== Dataset rows ==
-- Start --
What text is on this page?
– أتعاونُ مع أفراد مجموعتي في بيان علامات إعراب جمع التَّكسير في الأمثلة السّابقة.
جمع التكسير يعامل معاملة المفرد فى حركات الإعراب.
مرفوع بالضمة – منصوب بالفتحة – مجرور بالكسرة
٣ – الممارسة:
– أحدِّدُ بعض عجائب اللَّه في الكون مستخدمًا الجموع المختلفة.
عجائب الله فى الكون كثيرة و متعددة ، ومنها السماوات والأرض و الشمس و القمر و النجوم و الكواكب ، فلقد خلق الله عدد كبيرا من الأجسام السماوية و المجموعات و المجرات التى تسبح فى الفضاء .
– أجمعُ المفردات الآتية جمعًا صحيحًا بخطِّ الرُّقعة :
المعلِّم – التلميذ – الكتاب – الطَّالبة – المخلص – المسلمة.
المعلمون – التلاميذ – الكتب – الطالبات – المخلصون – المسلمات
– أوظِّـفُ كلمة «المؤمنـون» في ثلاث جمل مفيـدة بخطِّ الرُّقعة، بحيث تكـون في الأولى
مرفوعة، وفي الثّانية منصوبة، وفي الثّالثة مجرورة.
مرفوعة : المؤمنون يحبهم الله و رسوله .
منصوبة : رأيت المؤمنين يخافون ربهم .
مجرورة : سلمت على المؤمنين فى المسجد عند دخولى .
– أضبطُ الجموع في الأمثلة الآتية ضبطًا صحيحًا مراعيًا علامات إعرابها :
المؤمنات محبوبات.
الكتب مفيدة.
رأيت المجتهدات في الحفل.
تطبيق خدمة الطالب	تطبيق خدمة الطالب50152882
-- End --
== Exercise objective ==
From the records above, extract everything verbatim.

== In response ==
What text is on this page?
– أتعاونُ مع أفراد مجموعتي في بيان علامات إعراب جمع التَّكسير في الأمثلة السّابقة.
جمع التكسير يعامل معاملة المفرد فى حركات الإعراب.
مرفوع بالضمة – منصوب بالفتحة – مجرور بالكسرة
٣ – الممارسة:
– أحدِّدُ بعض عجائب اللَّه في الكون مستخدمًا الجموع المختلفة.
عجائب الله فى الكون كثيرة و متعددة ، ومنها السماوات والأرض و الشمس و القمر و النجوم و الكواكب ، فلقد خلق الله عدد كبيرا من الأجسام السماوية و المجموعات و المجرات التى تسبح فى الفضاء .
– أجمعُ المفردات الآتية جمعًا صحيحًا بخطِّ الرُّقعة :
المعلِّم – التلميذ – الكتاب – الطَّالبة – المخلص – المسلمة.
المعلمون – التلاميذ – الكتب – الطالبات – المخلصون – المسلمات
– أوظِّـفُ كلمة «المؤمنـون» في ثلاث جمل مفيـدة بخطِّ الرُّقعة، بحيث تكـون في الأولى
مرفوعة، وفي الثّانية منصوبة، وفي الثّالثة مجرورة.
مرفوعة : المؤمنون يحبهم الله و رسوله .
منصوبة : رأيت المؤمنين يخافون ربهم .
مجرورة : سلمت على المؤمنين فى المسجد عند دخولى .
– أضبطُ الجموع في الأمثلة الآتية ضبطًا صحيحًا مراعيًا علامات إعرابها :
المؤمنات محبوبات.
الكتب مفيدة.
رأيت المجتهدات في الحفل.
تطبيق خدمة الطالب	تطبيق خدمة الطالب50152882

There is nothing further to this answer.